Start of GIVEN RECORDS

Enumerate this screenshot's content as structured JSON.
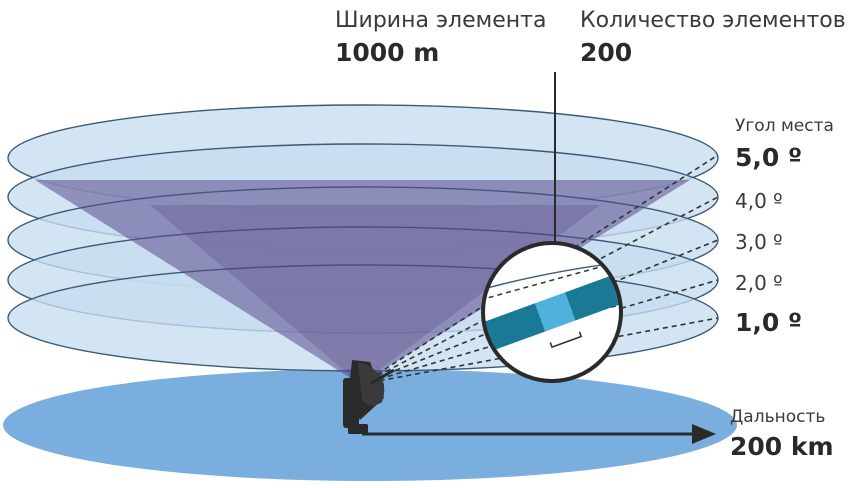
{
  "element_width": {
    "label": "Ширина элемента",
    "value": "1000 m"
  },
  "element_count": {
    "label": "Количество элементов",
    "value": "200"
  },
  "elevation": {
    "title": "Угол места",
    "angles": [
      {
        "label": "5,0 º",
        "emphasis": true
      },
      {
        "label": "4,0 º",
        "emphasis": false
      },
      {
        "label": "3,0 º",
        "emphasis": false
      },
      {
        "label": "2,0 º",
        "emphasis": false
      },
      {
        "label": "1,0 º",
        "emphasis": true
      }
    ]
  },
  "range": {
    "label": "Дальность",
    "value": "200 km"
  },
  "colors": {
    "ground": "#7aaede",
    "layer_fill": "#c7dcf0",
    "layer_stroke": "#3a5a78",
    "cone": "#5b4a8c",
    "cell_dark": "#1a7a96",
    "cell_light": "#4fb2dc",
    "radar": "#2a2a2a"
  }
}
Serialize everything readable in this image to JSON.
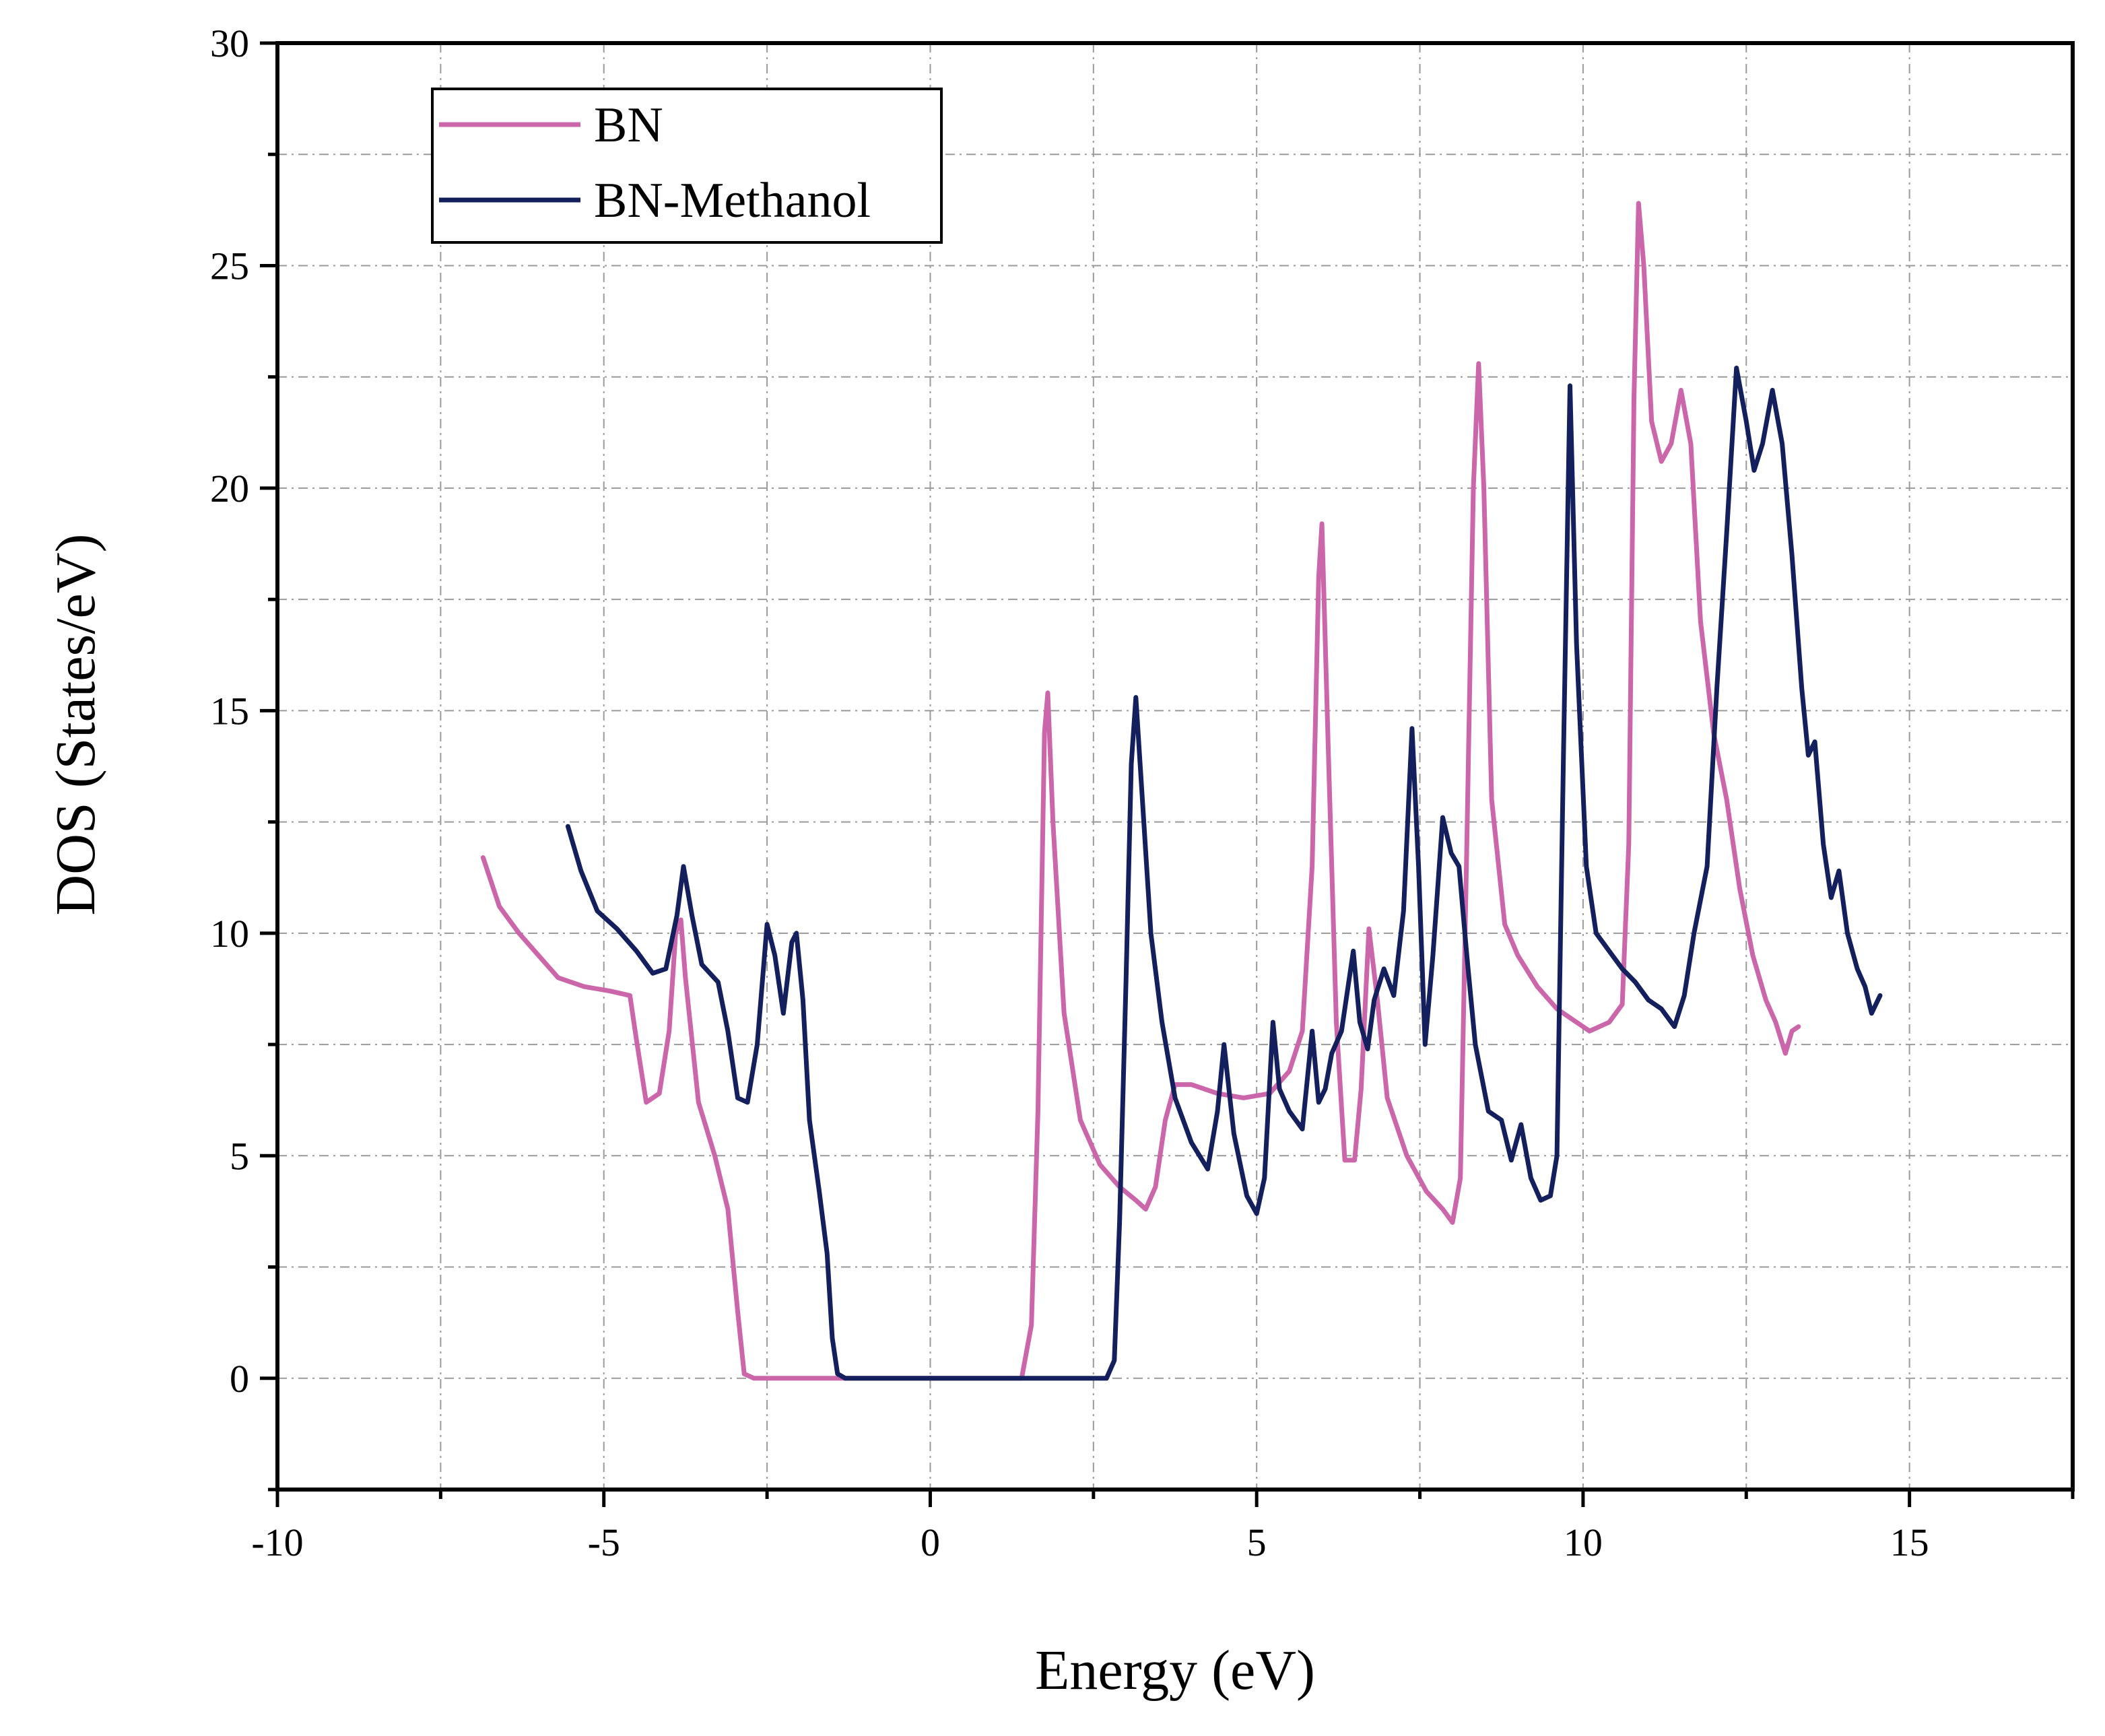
{
  "chart_data": {
    "type": "line",
    "title": "",
    "xlabel": "Energy (eV)",
    "ylabel": "DOS (States/eV)",
    "xlim": [
      -10,
      17.5
    ],
    "ylim": [
      -2.5,
      30
    ],
    "xticks": [
      -10,
      -5,
      0,
      5,
      10,
      15
    ],
    "xtick_labels": [
      "-10",
      "-5",
      "0",
      "5",
      "10",
      "15"
    ],
    "yticks": [
      0,
      5,
      10,
      15,
      20,
      25,
      30
    ],
    "ytick_labels": [
      "0",
      "5",
      "10",
      "15",
      "20",
      "25",
      "30"
    ],
    "grid": true,
    "legend_position": "top-left",
    "series": [
      {
        "name": "BN",
        "color": "#cc66aa",
        "points": [
          [
            -6.85,
            11.7
          ],
          [
            -6.6,
            10.6
          ],
          [
            -6.3,
            10.0
          ],
          [
            -6.0,
            9.5
          ],
          [
            -5.7,
            9.0
          ],
          [
            -5.3,
            8.8
          ],
          [
            -4.9,
            8.7
          ],
          [
            -4.6,
            8.6
          ],
          [
            -4.5,
            7.6
          ],
          [
            -4.35,
            6.2
          ],
          [
            -4.15,
            6.4
          ],
          [
            -4.0,
            7.8
          ],
          [
            -3.9,
            10.0
          ],
          [
            -3.82,
            10.3
          ],
          [
            -3.75,
            9.0
          ],
          [
            -3.55,
            6.2
          ],
          [
            -3.3,
            5.0
          ],
          [
            -3.1,
            3.8
          ],
          [
            -2.95,
            1.5
          ],
          [
            -2.85,
            0.1
          ],
          [
            -2.7,
            0
          ],
          [
            1.4,
            0
          ],
          [
            1.55,
            1.2
          ],
          [
            1.65,
            6.0
          ],
          [
            1.75,
            14.5
          ],
          [
            1.8,
            15.4
          ],
          [
            1.88,
            12.5
          ],
          [
            2.05,
            8.2
          ],
          [
            2.3,
            5.8
          ],
          [
            2.6,
            4.8
          ],
          [
            2.9,
            4.3
          ],
          [
            3.15,
            4.0
          ],
          [
            3.3,
            3.8
          ],
          [
            3.45,
            4.3
          ],
          [
            3.6,
            5.8
          ],
          [
            3.75,
            6.6
          ],
          [
            4.0,
            6.6
          ],
          [
            4.4,
            6.4
          ],
          [
            4.8,
            6.3
          ],
          [
            5.2,
            6.4
          ],
          [
            5.5,
            6.9
          ],
          [
            5.7,
            7.8
          ],
          [
            5.85,
            11.5
          ],
          [
            5.95,
            18.0
          ],
          [
            6.0,
            19.2
          ],
          [
            6.1,
            14.0
          ],
          [
            6.22,
            8.0
          ],
          [
            6.35,
            4.9
          ],
          [
            6.5,
            4.9
          ],
          [
            6.6,
            6.5
          ],
          [
            6.72,
            10.1
          ],
          [
            6.85,
            8.5
          ],
          [
            7.0,
            6.3
          ],
          [
            7.3,
            5.0
          ],
          [
            7.6,
            4.2
          ],
          [
            7.85,
            3.8
          ],
          [
            8.0,
            3.5
          ],
          [
            8.12,
            4.5
          ],
          [
            8.22,
            12.0
          ],
          [
            8.32,
            20.0
          ],
          [
            8.4,
            22.8
          ],
          [
            8.48,
            20.0
          ],
          [
            8.6,
            13.0
          ],
          [
            8.8,
            10.2
          ],
          [
            9.0,
            9.5
          ],
          [
            9.3,
            8.8
          ],
          [
            9.6,
            8.3
          ],
          [
            9.9,
            8.0
          ],
          [
            10.1,
            7.8
          ],
          [
            10.4,
            8.0
          ],
          [
            10.6,
            8.4
          ],
          [
            10.7,
            12.0
          ],
          [
            10.78,
            22.0
          ],
          [
            10.85,
            26.4
          ],
          [
            10.93,
            25.0
          ],
          [
            11.05,
            21.5
          ],
          [
            11.2,
            20.6
          ],
          [
            11.35,
            21.0
          ],
          [
            11.5,
            22.2
          ],
          [
            11.65,
            21.0
          ],
          [
            11.8,
            17.0
          ],
          [
            12.0,
            14.5
          ],
          [
            12.2,
            13.0
          ],
          [
            12.4,
            11.0
          ],
          [
            12.6,
            9.5
          ],
          [
            12.8,
            8.5
          ],
          [
            12.95,
            8.0
          ],
          [
            13.1,
            7.3
          ],
          [
            13.2,
            7.8
          ],
          [
            13.3,
            7.9
          ]
        ]
      },
      {
        "name": "BN-Methanol",
        "color": "#14205e",
        "points": [
          [
            -5.55,
            12.4
          ],
          [
            -5.35,
            11.4
          ],
          [
            -5.1,
            10.5
          ],
          [
            -4.8,
            10.1
          ],
          [
            -4.5,
            9.6
          ],
          [
            -4.25,
            9.1
          ],
          [
            -4.05,
            9.2
          ],
          [
            -3.88,
            10.4
          ],
          [
            -3.78,
            11.5
          ],
          [
            -3.65,
            10.4
          ],
          [
            -3.5,
            9.3
          ],
          [
            -3.25,
            8.9
          ],
          [
            -3.1,
            7.8
          ],
          [
            -2.95,
            6.3
          ],
          [
            -2.8,
            6.2
          ],
          [
            -2.65,
            7.5
          ],
          [
            -2.5,
            10.2
          ],
          [
            -2.38,
            9.5
          ],
          [
            -2.25,
            8.2
          ],
          [
            -2.12,
            9.8
          ],
          [
            -2.05,
            10.0
          ],
          [
            -1.95,
            8.5
          ],
          [
            -1.85,
            5.8
          ],
          [
            -1.7,
            4.2
          ],
          [
            -1.58,
            2.8
          ],
          [
            -1.5,
            0.9
          ],
          [
            -1.42,
            0.1
          ],
          [
            -1.3,
            0
          ],
          [
            2.7,
            0
          ],
          [
            2.82,
            0.4
          ],
          [
            2.9,
            3.5
          ],
          [
            3.0,
            9.0
          ],
          [
            3.08,
            13.8
          ],
          [
            3.15,
            15.3
          ],
          [
            3.25,
            13.0
          ],
          [
            3.38,
            10.0
          ],
          [
            3.55,
            8.0
          ],
          [
            3.75,
            6.3
          ],
          [
            4.0,
            5.3
          ],
          [
            4.25,
            4.7
          ],
          [
            4.4,
            6.0
          ],
          [
            4.5,
            7.5
          ],
          [
            4.65,
            5.5
          ],
          [
            4.85,
            4.1
          ],
          [
            5.0,
            3.7
          ],
          [
            5.12,
            4.5
          ],
          [
            5.25,
            8.0
          ],
          [
            5.35,
            6.5
          ],
          [
            5.5,
            6.0
          ],
          [
            5.7,
            5.6
          ],
          [
            5.85,
            7.8
          ],
          [
            5.95,
            6.2
          ],
          [
            6.05,
            6.5
          ],
          [
            6.15,
            7.3
          ],
          [
            6.3,
            7.8
          ],
          [
            6.48,
            9.6
          ],
          [
            6.58,
            8.0
          ],
          [
            6.7,
            7.4
          ],
          [
            6.8,
            8.5
          ],
          [
            6.95,
            9.2
          ],
          [
            7.1,
            8.6
          ],
          [
            7.25,
            10.5
          ],
          [
            7.38,
            14.6
          ],
          [
            7.48,
            11.5
          ],
          [
            7.58,
            7.5
          ],
          [
            7.7,
            9.5
          ],
          [
            7.85,
            12.6
          ],
          [
            7.98,
            11.8
          ],
          [
            8.1,
            11.5
          ],
          [
            8.22,
            9.5
          ],
          [
            8.35,
            7.5
          ],
          [
            8.55,
            6.0
          ],
          [
            8.75,
            5.8
          ],
          [
            8.9,
            4.9
          ],
          [
            9.05,
            5.7
          ],
          [
            9.2,
            4.5
          ],
          [
            9.35,
            4.0
          ],
          [
            9.5,
            4.1
          ],
          [
            9.6,
            5.0
          ],
          [
            9.7,
            14.0
          ],
          [
            9.8,
            22.3
          ],
          [
            9.9,
            16.5
          ],
          [
            10.05,
            11.5
          ],
          [
            10.2,
            10.0
          ],
          [
            10.4,
            9.6
          ],
          [
            10.6,
            9.2
          ],
          [
            10.8,
            8.9
          ],
          [
            11.0,
            8.5
          ],
          [
            11.2,
            8.3
          ],
          [
            11.4,
            7.9
          ],
          [
            11.55,
            8.6
          ],
          [
            11.7,
            10.0
          ],
          [
            11.9,
            11.5
          ],
          [
            12.05,
            15.5
          ],
          [
            12.2,
            19.0
          ],
          [
            12.35,
            22.7
          ],
          [
            12.5,
            21.5
          ],
          [
            12.62,
            20.4
          ],
          [
            12.75,
            21.0
          ],
          [
            12.9,
            22.2
          ],
          [
            13.05,
            21.0
          ],
          [
            13.2,
            18.5
          ],
          [
            13.35,
            15.5
          ],
          [
            13.45,
            14.0
          ],
          [
            13.55,
            14.3
          ],
          [
            13.68,
            12.0
          ],
          [
            13.8,
            10.8
          ],
          [
            13.92,
            11.4
          ],
          [
            14.05,
            10.0
          ],
          [
            14.2,
            9.2
          ],
          [
            14.32,
            8.8
          ],
          [
            14.42,
            8.2
          ],
          [
            14.55,
            8.6
          ]
        ]
      }
    ]
  }
}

End of GIVEN RECORDS

§ WRITTEN EXERCISE
Return from the data every line that holds "this".

§ THE SOLUTION
Enumerate this screenshot's content as structured JSON.
Serialize everything readable in this image to JSON.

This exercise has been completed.